Scan the records for the word "ylabel". Copy each line that includes it.

--- START Source data ---

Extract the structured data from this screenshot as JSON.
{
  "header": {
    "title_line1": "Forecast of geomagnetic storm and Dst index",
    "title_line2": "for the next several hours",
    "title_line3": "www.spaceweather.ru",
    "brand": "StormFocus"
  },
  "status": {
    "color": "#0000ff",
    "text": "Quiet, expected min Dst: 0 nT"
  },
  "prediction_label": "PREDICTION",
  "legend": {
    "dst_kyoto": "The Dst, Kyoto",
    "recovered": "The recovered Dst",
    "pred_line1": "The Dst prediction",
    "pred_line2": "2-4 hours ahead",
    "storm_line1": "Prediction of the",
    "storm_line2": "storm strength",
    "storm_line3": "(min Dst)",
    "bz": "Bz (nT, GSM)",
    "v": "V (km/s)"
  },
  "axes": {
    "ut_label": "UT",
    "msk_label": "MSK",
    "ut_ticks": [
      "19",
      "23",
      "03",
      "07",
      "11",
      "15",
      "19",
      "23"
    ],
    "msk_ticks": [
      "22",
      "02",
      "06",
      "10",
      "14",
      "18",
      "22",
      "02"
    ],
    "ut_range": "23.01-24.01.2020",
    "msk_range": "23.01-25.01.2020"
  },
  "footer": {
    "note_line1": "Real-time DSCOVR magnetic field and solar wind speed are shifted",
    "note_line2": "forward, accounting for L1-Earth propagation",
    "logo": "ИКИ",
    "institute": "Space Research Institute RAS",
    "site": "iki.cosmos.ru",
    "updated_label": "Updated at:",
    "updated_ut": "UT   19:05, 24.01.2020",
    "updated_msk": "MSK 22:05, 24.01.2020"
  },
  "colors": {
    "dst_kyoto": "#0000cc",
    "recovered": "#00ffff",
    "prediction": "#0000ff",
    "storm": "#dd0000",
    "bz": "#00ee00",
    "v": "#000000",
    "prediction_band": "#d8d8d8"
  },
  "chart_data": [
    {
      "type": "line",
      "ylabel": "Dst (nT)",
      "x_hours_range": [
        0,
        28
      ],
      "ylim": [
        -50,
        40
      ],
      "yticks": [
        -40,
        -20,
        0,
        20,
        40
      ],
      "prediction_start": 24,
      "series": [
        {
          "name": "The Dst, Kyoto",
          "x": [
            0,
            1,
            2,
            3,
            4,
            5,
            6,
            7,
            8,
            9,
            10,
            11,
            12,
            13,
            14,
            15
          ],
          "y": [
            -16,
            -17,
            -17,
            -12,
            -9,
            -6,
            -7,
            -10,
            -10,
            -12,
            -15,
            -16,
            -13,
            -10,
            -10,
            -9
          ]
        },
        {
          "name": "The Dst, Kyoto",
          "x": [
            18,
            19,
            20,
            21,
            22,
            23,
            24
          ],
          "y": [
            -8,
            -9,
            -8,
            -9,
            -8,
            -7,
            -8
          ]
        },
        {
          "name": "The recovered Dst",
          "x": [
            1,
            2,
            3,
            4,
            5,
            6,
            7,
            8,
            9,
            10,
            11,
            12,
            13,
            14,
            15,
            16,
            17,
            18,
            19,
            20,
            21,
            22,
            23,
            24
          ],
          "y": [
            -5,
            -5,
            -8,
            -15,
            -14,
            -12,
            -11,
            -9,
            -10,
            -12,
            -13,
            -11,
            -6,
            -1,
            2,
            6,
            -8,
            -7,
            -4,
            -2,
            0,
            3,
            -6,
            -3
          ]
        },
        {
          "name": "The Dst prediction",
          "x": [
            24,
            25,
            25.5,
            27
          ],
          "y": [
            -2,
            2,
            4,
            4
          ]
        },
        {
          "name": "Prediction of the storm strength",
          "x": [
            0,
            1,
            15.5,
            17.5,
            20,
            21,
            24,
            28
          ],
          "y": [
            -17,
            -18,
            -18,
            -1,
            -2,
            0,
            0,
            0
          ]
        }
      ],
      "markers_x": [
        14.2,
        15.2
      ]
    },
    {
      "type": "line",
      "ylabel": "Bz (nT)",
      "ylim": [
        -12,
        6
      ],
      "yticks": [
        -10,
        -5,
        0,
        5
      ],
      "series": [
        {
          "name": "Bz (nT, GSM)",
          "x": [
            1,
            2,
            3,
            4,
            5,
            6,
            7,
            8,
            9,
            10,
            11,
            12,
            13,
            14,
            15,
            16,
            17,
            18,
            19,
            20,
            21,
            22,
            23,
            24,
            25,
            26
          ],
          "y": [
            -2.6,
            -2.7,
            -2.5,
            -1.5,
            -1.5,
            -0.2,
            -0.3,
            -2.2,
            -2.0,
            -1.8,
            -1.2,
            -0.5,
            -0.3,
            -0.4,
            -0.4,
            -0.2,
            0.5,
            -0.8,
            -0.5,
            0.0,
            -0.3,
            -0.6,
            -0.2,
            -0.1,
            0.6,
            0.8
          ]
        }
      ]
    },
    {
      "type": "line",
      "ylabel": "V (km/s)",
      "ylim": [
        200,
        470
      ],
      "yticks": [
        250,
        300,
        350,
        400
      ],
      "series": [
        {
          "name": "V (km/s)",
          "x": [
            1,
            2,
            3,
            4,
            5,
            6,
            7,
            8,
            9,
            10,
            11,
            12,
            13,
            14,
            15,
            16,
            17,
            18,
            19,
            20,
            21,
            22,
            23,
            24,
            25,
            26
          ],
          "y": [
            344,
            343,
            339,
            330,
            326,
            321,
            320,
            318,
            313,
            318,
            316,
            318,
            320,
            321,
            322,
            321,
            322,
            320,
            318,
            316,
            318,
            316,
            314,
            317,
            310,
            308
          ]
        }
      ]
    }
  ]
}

--- END Source data ---

# Solution for this problem:
      "ylabel": "Dst (nT)",
      "ylabel": "Bz (nT)",
      "ylabel": "V (km/s)",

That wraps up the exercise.